## SET TASK
Reply with one number: the count of lines in the listing that contain the string "this".

## THE INPUT
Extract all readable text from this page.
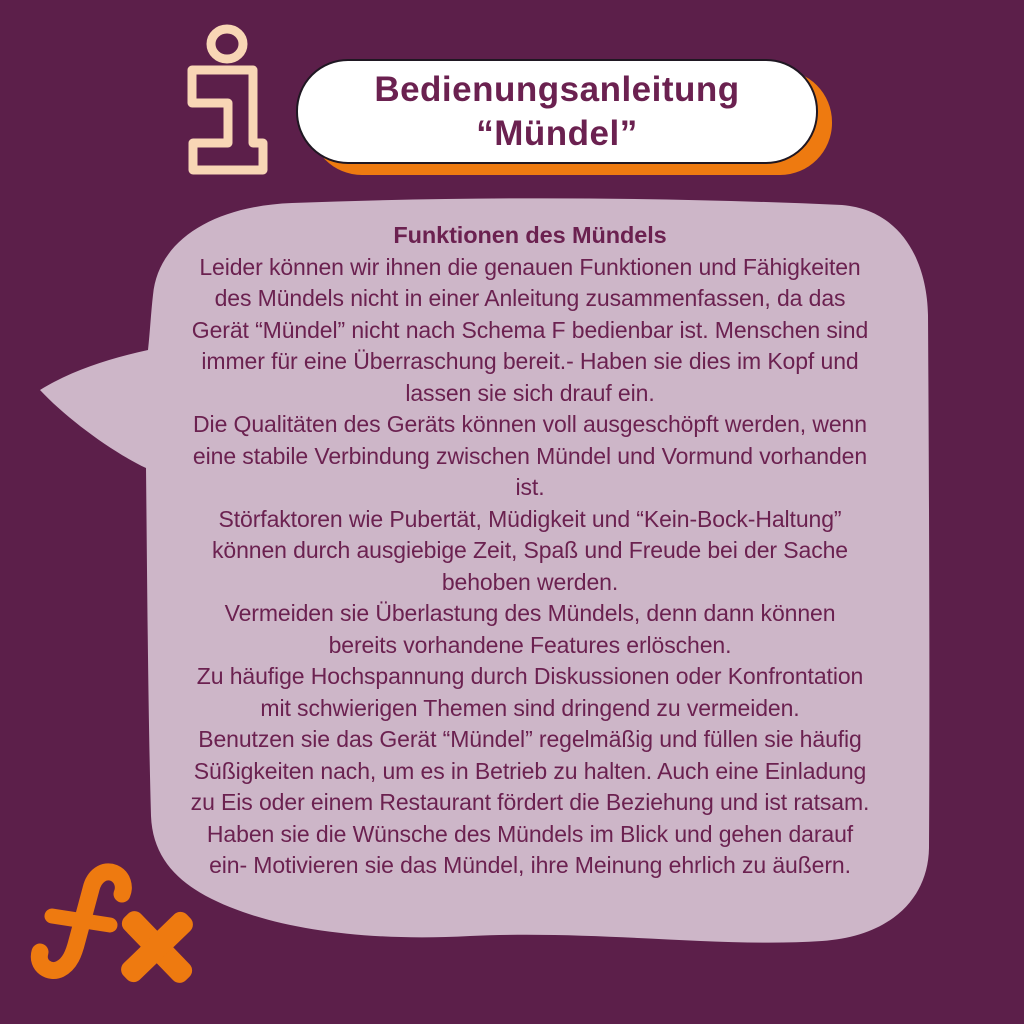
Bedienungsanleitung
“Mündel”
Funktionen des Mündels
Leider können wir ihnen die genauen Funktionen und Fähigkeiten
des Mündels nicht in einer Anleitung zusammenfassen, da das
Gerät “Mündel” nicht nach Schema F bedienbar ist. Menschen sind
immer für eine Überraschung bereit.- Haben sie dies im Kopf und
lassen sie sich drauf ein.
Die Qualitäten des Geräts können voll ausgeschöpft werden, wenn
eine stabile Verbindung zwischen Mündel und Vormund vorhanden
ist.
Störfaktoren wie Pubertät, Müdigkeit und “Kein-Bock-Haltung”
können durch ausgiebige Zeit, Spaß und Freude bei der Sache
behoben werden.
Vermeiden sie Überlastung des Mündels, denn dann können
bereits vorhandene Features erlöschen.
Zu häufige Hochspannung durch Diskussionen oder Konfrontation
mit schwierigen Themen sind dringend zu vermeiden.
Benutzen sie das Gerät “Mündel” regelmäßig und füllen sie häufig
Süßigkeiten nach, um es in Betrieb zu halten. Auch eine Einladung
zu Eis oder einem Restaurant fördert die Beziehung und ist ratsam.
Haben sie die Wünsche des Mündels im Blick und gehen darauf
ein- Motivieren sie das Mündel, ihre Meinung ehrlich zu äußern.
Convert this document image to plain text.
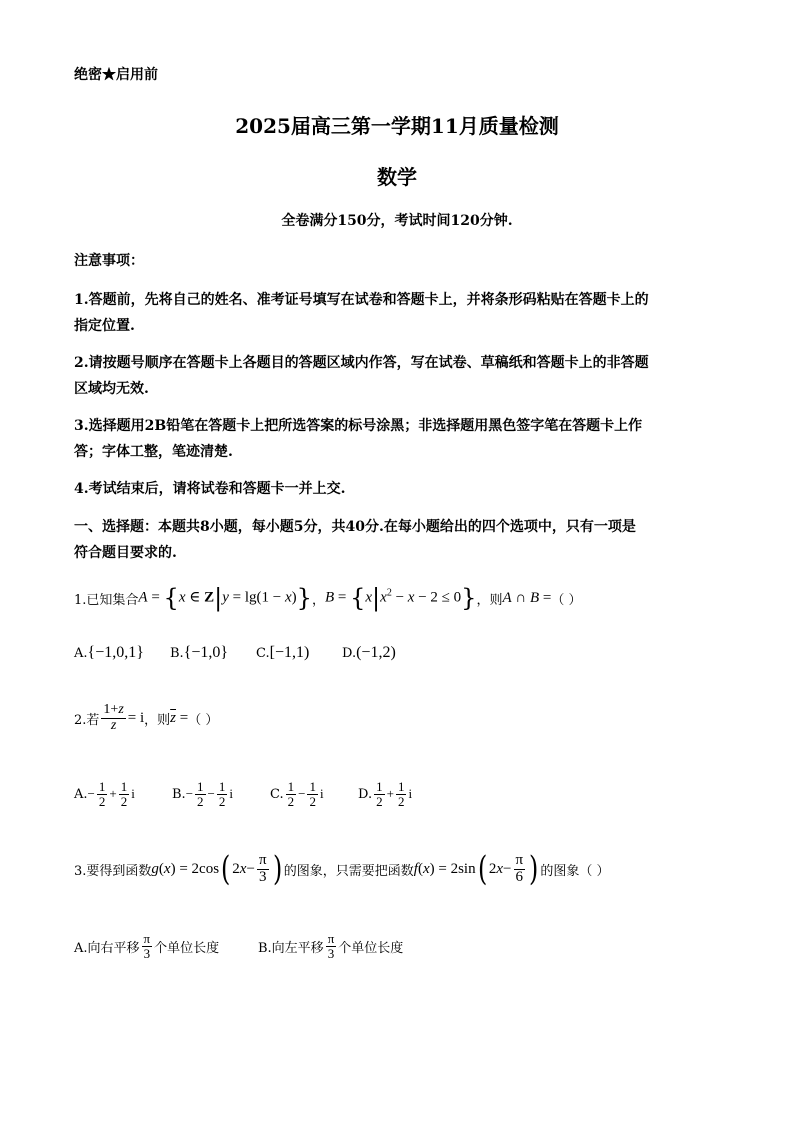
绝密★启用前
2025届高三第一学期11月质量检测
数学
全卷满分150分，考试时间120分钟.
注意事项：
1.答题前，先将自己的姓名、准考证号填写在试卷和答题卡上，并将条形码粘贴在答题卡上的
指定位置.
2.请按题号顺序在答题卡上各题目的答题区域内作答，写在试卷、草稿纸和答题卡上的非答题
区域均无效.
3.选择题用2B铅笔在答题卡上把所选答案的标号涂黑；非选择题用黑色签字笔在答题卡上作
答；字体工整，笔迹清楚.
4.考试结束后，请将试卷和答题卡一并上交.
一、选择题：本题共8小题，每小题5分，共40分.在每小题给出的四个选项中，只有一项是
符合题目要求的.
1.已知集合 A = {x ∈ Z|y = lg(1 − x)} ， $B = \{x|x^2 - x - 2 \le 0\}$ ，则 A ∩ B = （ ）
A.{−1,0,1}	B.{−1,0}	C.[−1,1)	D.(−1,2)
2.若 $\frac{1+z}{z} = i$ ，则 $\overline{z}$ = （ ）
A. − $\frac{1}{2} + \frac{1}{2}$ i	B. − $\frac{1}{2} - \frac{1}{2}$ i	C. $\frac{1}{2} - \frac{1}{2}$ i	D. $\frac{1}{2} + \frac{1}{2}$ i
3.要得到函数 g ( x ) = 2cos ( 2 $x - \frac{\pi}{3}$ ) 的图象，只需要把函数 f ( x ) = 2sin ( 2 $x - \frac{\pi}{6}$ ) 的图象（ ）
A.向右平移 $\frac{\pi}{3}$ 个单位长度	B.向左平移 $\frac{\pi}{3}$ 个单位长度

==

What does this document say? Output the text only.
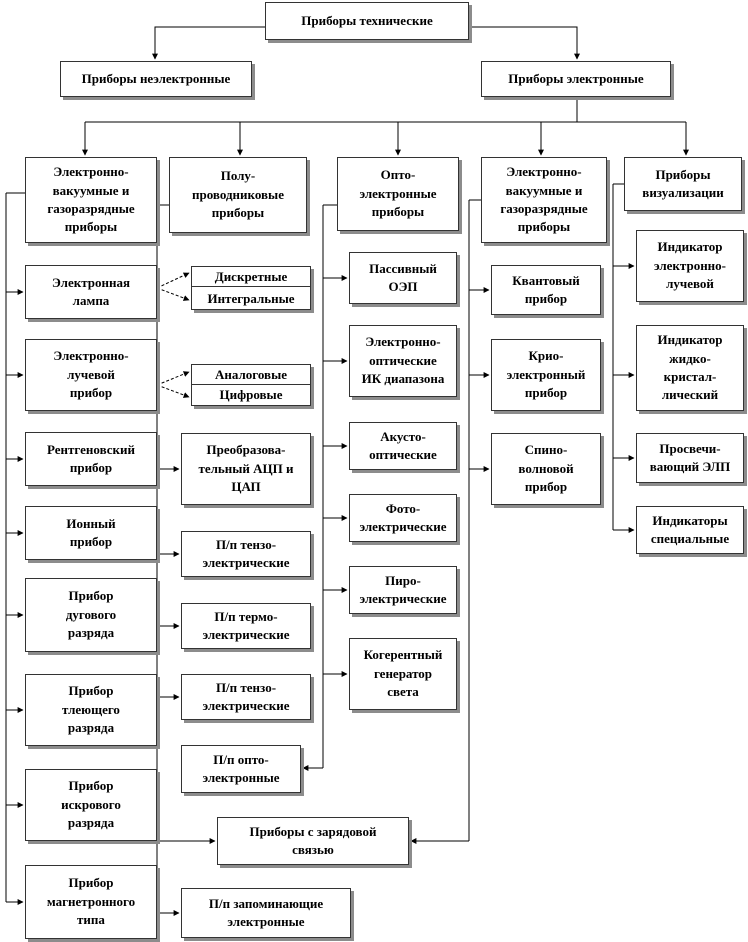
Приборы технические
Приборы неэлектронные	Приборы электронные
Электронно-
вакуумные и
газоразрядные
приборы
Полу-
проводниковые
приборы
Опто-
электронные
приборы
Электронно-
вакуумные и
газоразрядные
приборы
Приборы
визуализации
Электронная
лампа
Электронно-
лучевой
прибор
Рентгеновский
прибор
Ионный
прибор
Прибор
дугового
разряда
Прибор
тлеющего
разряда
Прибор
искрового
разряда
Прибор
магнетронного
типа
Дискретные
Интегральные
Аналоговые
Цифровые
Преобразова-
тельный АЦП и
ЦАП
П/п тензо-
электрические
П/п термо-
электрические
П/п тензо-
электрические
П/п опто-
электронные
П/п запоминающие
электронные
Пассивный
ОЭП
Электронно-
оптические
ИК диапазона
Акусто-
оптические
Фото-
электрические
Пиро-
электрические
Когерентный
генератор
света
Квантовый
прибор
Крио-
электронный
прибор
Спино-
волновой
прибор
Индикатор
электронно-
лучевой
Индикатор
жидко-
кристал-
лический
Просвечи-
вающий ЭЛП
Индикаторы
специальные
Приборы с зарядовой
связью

## TASK OUTPUT
3